» **Problem to work on**
Output, unchanged, every line from the one containing "price-tick-label: 60,480 xyxy=(2480,199,2537,220)" through the one containing "time-tick-label: 18:30 xyxy=(2248,1147,2298,1169)", with both of those lines included.

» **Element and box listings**
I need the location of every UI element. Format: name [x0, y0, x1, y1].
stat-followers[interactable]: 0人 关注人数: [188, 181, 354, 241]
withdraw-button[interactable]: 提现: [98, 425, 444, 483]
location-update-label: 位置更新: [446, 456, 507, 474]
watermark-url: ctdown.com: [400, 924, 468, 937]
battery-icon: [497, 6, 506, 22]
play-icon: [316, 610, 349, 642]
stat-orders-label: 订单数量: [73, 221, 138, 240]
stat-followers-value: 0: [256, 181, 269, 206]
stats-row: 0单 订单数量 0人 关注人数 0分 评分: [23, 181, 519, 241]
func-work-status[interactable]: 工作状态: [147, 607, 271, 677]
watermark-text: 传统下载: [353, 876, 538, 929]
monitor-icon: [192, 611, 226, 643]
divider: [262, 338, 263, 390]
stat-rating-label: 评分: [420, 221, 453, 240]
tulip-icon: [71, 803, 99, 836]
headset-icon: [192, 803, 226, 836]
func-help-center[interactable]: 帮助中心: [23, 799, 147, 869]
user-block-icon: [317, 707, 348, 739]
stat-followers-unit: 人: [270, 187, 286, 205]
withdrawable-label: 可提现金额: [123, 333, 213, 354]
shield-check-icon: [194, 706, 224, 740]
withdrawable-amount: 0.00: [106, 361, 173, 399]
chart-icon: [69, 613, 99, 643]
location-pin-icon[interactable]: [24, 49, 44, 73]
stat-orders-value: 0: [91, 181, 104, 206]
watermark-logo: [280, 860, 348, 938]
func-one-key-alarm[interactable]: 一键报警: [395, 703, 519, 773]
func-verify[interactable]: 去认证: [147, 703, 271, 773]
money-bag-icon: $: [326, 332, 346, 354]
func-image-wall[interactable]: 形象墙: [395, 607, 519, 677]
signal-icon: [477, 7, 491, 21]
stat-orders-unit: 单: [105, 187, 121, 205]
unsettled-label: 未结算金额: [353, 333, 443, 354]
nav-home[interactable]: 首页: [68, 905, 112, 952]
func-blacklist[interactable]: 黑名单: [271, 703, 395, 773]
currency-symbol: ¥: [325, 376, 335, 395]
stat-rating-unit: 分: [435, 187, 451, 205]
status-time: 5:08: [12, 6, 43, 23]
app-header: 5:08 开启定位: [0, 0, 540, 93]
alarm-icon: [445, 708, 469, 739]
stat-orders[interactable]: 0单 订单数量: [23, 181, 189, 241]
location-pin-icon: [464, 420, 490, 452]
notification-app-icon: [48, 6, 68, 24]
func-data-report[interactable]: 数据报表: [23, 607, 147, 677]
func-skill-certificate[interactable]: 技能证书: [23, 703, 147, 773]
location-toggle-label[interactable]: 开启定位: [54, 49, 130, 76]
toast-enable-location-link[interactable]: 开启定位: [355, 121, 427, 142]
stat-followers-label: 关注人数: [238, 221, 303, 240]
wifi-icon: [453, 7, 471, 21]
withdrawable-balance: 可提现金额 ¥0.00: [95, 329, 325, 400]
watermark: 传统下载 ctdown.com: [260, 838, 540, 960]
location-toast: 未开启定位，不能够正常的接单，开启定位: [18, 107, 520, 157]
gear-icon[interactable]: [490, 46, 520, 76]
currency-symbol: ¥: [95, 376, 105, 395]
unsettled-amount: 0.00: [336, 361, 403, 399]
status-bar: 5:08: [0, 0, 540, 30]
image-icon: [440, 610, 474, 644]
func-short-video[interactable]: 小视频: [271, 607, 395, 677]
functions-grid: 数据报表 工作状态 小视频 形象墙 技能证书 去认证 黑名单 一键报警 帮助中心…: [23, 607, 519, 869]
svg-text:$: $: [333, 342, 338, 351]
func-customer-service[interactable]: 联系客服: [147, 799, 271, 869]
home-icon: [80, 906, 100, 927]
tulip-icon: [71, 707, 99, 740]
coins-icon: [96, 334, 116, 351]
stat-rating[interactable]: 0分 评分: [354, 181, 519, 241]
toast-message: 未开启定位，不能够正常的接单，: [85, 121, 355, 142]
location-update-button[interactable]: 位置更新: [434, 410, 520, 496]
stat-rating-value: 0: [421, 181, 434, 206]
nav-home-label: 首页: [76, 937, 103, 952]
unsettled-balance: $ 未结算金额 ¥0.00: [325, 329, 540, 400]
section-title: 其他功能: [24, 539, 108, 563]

--

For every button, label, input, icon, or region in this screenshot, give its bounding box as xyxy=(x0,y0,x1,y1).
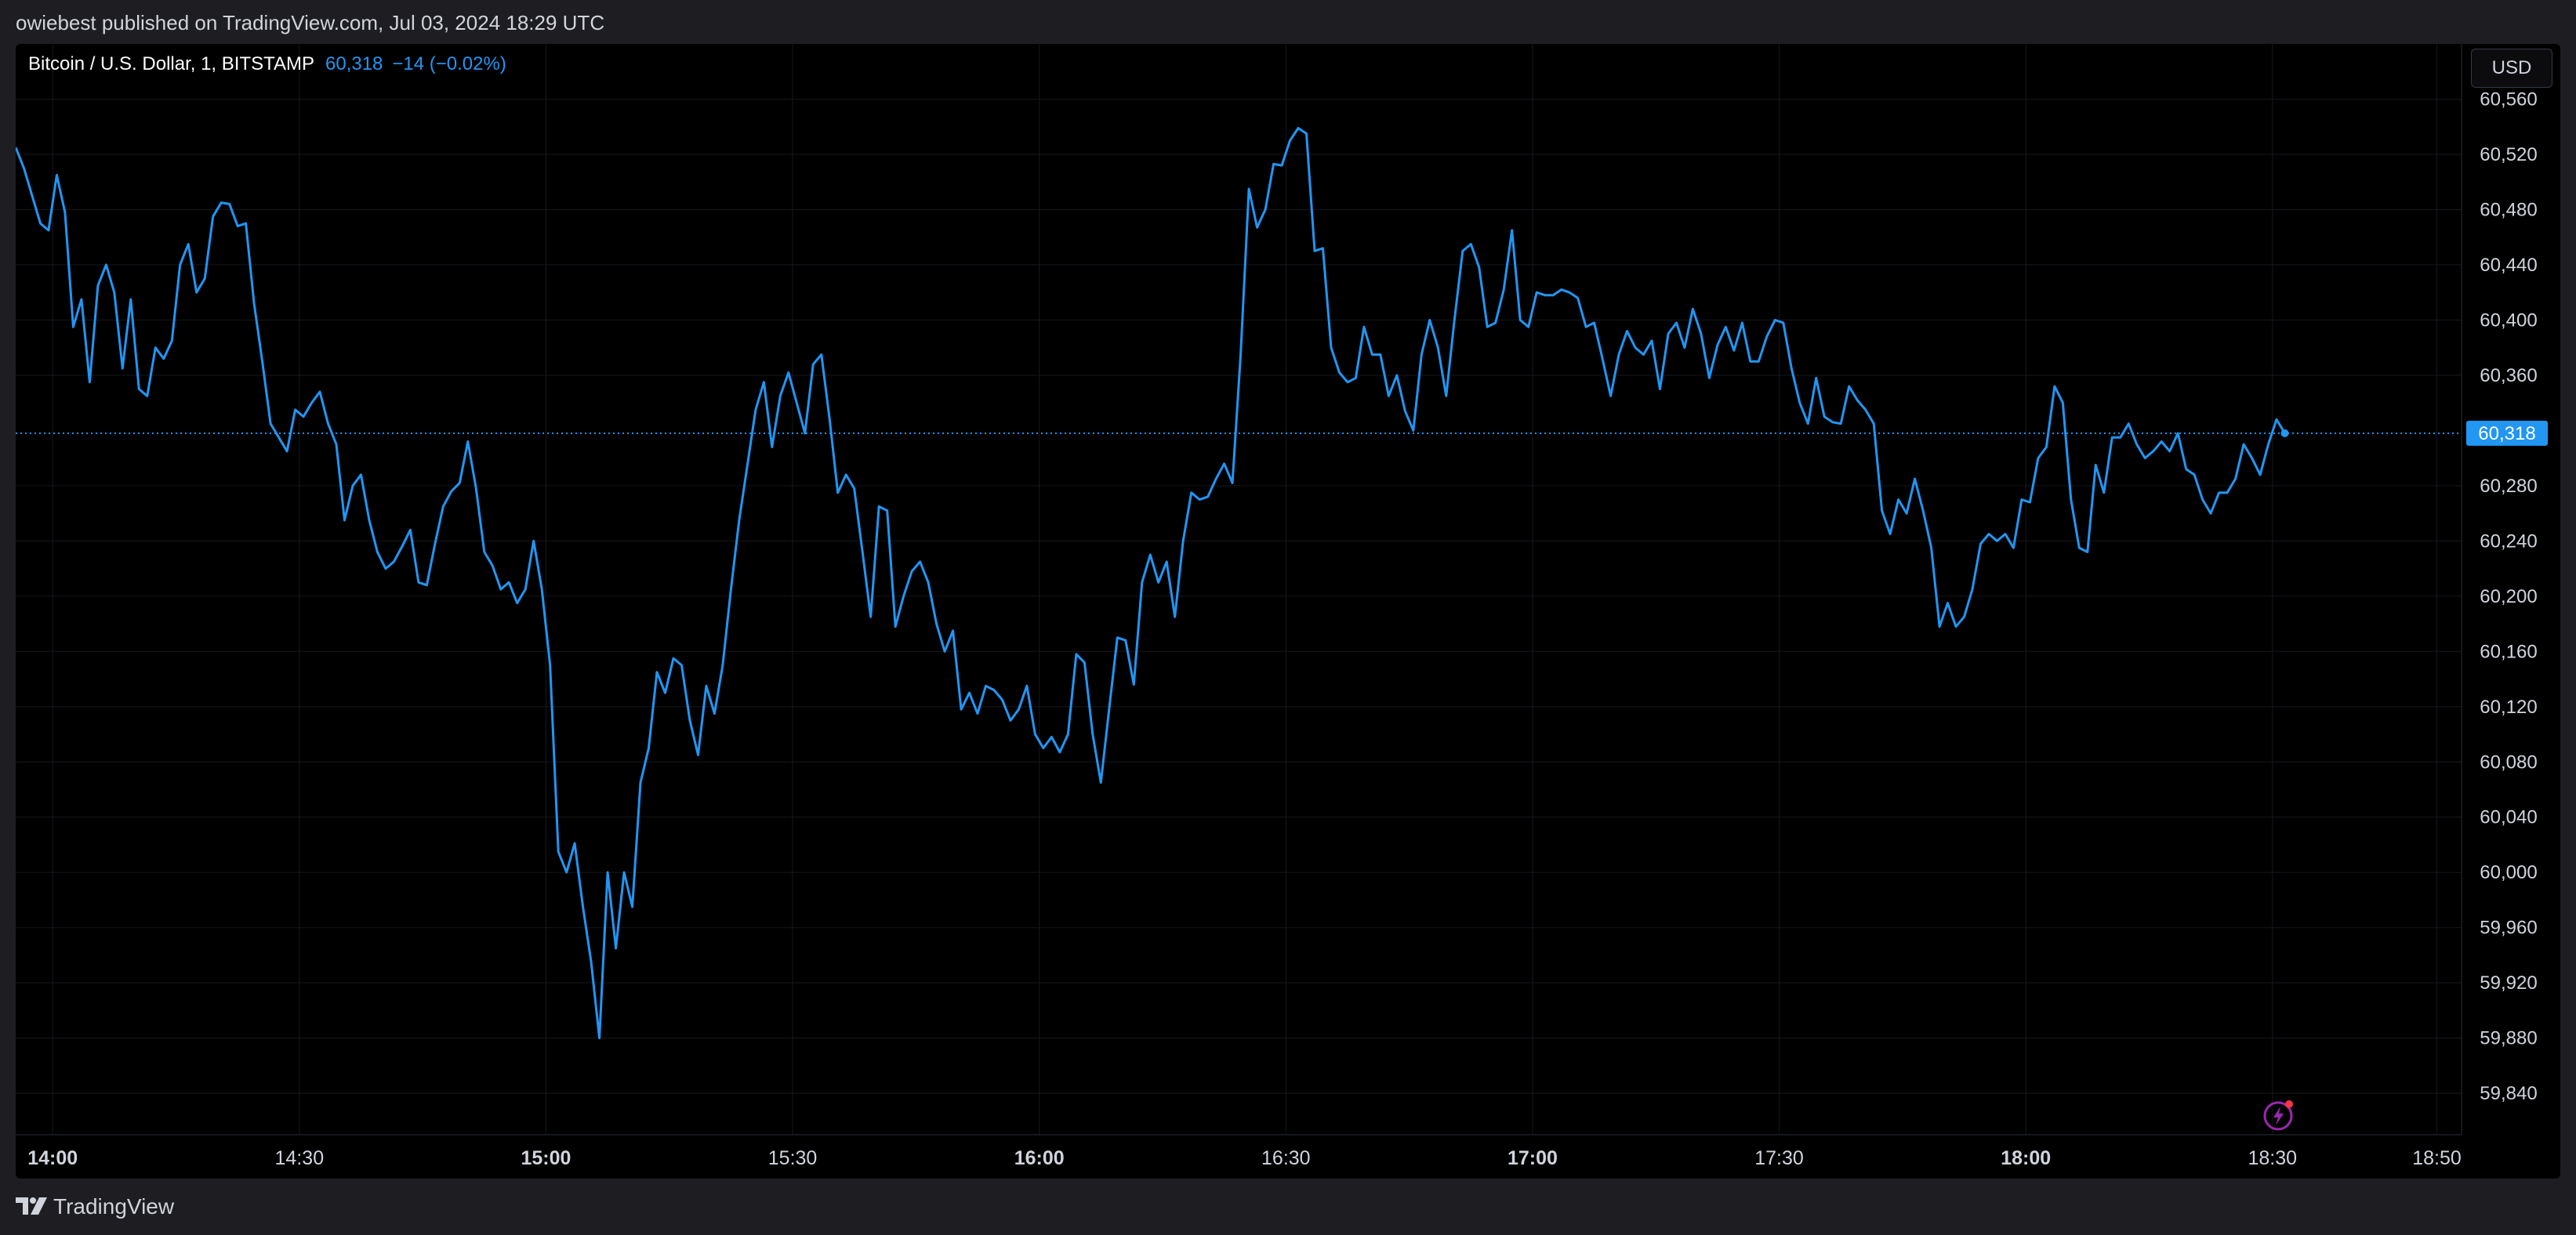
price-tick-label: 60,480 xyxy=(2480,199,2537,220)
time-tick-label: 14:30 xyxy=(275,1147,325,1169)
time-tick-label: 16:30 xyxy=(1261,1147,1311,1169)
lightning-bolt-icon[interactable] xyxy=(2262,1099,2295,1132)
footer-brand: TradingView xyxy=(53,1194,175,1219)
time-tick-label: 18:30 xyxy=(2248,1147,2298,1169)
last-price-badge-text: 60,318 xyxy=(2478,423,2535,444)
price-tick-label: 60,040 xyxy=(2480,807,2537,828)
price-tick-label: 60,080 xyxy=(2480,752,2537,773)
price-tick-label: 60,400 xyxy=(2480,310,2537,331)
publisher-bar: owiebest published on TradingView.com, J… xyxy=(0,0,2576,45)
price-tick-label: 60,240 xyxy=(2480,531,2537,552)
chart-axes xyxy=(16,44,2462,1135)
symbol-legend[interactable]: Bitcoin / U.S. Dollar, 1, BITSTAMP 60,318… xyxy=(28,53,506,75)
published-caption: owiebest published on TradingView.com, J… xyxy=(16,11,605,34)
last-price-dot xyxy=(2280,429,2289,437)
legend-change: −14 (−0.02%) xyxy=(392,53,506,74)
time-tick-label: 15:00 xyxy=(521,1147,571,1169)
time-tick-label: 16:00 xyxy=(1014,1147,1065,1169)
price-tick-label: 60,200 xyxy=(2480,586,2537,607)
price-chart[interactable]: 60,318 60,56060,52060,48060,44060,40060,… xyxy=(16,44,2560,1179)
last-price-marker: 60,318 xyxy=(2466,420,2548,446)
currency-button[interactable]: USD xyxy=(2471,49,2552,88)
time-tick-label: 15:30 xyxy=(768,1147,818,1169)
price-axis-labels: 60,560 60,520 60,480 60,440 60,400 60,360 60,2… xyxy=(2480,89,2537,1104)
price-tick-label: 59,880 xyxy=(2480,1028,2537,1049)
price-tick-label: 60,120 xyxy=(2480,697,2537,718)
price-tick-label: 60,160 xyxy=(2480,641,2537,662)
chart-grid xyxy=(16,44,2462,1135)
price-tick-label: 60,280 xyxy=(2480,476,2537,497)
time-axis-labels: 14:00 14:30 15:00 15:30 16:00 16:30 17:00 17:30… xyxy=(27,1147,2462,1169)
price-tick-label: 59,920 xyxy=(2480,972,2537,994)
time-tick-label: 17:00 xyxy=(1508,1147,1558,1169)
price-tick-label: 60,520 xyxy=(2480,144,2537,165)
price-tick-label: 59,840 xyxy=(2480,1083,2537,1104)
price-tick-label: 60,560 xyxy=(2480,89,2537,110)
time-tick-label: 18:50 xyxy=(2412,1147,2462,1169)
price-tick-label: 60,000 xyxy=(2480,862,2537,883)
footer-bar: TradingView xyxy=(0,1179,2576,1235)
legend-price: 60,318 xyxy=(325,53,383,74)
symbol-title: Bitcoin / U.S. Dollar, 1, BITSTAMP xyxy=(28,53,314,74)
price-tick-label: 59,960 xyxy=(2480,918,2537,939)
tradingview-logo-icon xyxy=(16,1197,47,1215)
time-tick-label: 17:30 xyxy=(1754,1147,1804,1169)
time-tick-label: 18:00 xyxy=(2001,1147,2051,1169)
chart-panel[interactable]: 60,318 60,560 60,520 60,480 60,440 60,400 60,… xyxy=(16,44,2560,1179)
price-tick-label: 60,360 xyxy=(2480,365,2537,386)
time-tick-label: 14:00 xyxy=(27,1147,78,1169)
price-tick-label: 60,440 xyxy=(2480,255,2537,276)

* * *

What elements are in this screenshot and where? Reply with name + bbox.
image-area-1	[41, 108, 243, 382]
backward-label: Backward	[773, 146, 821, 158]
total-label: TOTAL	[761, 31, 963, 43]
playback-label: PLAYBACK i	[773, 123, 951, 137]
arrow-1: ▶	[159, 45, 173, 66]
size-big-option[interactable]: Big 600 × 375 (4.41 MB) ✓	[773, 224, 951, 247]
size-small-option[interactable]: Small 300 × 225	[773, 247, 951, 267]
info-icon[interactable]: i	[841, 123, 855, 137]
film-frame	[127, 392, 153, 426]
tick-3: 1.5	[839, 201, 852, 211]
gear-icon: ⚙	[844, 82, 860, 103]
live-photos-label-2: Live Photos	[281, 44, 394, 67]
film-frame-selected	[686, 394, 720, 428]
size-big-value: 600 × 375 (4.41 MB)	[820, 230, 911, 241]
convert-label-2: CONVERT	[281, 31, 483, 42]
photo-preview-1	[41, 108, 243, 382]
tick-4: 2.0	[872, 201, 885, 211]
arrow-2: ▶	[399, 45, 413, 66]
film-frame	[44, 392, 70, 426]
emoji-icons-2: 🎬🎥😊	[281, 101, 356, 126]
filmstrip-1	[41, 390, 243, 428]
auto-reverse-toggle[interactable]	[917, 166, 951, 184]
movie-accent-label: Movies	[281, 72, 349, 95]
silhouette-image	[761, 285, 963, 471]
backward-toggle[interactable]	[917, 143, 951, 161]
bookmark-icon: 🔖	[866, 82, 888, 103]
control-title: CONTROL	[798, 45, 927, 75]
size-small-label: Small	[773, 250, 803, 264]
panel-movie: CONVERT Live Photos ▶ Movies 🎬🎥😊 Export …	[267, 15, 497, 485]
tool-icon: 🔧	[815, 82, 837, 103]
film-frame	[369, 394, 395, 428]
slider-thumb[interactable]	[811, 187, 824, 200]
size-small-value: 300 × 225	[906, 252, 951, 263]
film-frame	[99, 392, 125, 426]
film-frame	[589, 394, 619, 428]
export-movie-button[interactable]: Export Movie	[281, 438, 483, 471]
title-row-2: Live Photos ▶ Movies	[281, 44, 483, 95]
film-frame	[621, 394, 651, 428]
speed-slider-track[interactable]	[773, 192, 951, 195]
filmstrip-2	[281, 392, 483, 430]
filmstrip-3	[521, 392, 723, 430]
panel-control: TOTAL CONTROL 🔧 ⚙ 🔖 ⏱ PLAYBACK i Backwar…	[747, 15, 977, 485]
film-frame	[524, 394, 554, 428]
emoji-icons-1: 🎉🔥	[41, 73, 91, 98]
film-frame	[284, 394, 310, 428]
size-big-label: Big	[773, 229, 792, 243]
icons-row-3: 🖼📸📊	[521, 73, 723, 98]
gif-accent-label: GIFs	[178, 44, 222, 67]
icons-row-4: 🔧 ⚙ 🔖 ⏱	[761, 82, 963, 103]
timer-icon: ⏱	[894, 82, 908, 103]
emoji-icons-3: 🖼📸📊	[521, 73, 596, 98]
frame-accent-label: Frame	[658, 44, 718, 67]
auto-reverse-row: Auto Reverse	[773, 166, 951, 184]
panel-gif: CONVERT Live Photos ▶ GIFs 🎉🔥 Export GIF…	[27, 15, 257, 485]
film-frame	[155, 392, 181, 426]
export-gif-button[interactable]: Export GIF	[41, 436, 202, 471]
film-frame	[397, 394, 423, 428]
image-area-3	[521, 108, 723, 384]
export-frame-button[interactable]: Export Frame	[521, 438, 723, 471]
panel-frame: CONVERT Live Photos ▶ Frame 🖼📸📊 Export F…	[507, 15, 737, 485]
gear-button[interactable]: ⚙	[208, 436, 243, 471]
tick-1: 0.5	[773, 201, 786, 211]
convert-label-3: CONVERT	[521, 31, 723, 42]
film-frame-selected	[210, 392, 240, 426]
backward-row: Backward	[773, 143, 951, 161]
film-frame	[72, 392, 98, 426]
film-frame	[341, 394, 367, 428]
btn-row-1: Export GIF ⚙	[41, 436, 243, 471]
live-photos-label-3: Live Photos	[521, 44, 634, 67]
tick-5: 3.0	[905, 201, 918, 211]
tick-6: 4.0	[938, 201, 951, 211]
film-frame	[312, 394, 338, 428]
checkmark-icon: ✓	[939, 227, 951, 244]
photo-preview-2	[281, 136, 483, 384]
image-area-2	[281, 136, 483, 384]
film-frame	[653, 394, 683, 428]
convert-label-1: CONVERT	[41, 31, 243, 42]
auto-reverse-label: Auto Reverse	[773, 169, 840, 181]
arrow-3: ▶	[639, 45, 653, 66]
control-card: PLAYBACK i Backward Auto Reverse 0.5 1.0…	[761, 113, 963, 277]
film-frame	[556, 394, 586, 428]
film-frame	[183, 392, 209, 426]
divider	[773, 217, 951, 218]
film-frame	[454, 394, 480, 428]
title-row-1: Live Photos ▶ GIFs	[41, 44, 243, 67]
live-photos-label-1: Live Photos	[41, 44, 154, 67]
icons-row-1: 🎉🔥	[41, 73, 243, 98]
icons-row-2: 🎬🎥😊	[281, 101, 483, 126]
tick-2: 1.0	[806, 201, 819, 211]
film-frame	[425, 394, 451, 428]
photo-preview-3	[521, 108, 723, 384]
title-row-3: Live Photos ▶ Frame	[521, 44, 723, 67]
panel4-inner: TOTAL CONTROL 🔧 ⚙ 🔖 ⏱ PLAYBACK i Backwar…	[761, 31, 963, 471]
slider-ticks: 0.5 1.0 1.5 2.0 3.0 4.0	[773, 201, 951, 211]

» **Full output**
price-tick-label: 60,480 xyxy=(2480,199,2537,220)
time-tick-label: 14:30 xyxy=(275,1147,325,1169)
time-tick-label: 16:30 xyxy=(1261,1147,1311,1169)
lightning-bolt-icon[interactable] xyxy=(2262,1099,2295,1132)
footer-brand: TradingView xyxy=(53,1194,175,1219)
time-tick-label: 18:30 xyxy=(2248,1147,2298,1169)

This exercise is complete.